:: WHAT YOU NEED TO DO ::
Print each of the entries exactly, leaving nothing out.

※ ※ ※

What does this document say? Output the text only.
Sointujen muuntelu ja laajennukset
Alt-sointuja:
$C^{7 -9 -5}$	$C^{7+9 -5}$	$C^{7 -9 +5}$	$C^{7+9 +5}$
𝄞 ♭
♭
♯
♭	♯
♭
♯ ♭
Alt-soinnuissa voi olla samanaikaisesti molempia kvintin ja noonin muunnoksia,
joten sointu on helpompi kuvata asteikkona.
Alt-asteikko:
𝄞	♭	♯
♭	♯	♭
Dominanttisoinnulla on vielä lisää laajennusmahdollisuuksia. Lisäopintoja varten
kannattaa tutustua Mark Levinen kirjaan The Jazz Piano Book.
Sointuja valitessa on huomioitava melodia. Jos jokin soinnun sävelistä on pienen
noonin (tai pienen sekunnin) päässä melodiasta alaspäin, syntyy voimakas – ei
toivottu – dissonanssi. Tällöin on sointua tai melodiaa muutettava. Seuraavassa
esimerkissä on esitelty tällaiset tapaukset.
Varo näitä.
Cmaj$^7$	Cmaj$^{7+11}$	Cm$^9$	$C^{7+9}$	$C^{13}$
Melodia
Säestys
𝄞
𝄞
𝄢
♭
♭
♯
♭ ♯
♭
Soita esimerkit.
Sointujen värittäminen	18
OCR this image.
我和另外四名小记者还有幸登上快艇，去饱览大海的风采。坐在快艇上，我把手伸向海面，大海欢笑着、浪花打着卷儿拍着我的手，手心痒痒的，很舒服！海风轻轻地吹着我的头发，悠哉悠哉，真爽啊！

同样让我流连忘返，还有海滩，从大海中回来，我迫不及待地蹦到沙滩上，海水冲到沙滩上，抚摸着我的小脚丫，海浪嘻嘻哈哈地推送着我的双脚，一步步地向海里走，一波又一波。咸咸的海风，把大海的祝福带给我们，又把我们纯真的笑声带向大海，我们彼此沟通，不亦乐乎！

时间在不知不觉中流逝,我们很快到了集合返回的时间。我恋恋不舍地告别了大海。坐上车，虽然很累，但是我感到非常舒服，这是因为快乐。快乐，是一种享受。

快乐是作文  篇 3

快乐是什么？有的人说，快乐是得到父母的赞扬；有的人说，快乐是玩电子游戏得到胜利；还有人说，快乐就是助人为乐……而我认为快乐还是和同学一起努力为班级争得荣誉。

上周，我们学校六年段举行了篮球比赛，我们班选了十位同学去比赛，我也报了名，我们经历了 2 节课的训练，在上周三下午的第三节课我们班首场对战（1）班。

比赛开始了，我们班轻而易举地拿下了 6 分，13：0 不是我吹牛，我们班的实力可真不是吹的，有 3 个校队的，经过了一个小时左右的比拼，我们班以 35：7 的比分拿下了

※ ※ ※

:: TASK OUTPUT ::
What does this document say? Output the text only.
Sointujen muuntelu ja laajennukset
Alt-sointuja:
$C^{7 -9 -5}$	$C^{7+9 -5}$	$C^{7 -9 +5}$	$C^{7+9 +5}$
𝄞 ♭
♭
♯
♭	♯
♭
♯ ♭
Alt-soinnuissa voi olla samanaikaisesti molempia kvintin ja noonin muunnoksia,
joten sointu on helpompi kuvata asteikkona.
Alt-asteikko:
𝄞	♭	♯
♭	♯	♭
Dominanttisoinnulla on vielä lisää laajennusmahdollisuuksia. Lisäopintoja varten
kannattaa tutustua Mark Levinen kirjaan The Jazz Piano Book.
Sointuja valitessa on huomioitava melodia. Jos jokin soinnun sävelistä on pienen
noonin (tai pienen sekunnin) päässä melodiasta alaspäin, syntyy voimakas – ei
toivottu – dissonanssi. Tällöin on sointua tai melodiaa muutettava. Seuraavassa
esimerkissä on esitelty tällaiset tapaukset.
Varo näitä.
Cmaj$^7$	Cmaj$^{7+11}$	Cm$^9$	$C^{7+9}$	$C^{13}$
Melodia
Säestys
𝄞
𝄞
𝄢
♭
♭
♯
♭ ♯
♭
Soita esimerkit.
Sointujen värittäminen	18
OCR this image.
我和另外四名小记者还有幸登上快艇，去饱览大海的风采。坐在快艇上，我把手伸向海面，大海欢笑着、浪花打着卷儿拍着我的手，手心痒痒的，很舒服！海风轻轻地吹着我的头发，悠哉悠哉，真爽啊！

同样让我流连忘返，还有海滩，从大海中回来，我迫不及待地蹦到沙滩上，海水冲到沙滩上，抚摸着我的小脚丫，海浪嘻嘻哈哈地推送着我的双脚，一步步地向海里走，一波又一波。咸咸的海风，把大海的祝福带给我们，又把我们纯真的笑声带向大海，我们彼此沟通，不亦乐乎！

时间在不知不觉中流逝,我们很快到了集合返回的时间。我恋恋不舍地告别了大海。坐上车，虽然很累，但是我感到非常舒服，这是因为快乐。快乐，是一种享受。

快乐是作文  篇 3

快乐是什么？有的人说，快乐是得到父母的赞扬；有的人说，快乐是玩电子游戏得到胜利；还有人说，快乐就是助人为乐……而我认为快乐还是和同学一起努力为班级争得荣誉。

上周，我们学校六年段举行了篮球比赛，我们班选了十位同学去比赛，我也报了名，我们经历了 2 节课的训练，在上周三下午的第三节课我们班首场对战（1）班。

比赛开始了，我们班轻而易举地拿下了 6 分，13：0 不是我吹牛，我们班的实力可真不是吹的，有 3 个校队的，经过了一个小时左右的比拼，我们班以 35：7 的比分拿下了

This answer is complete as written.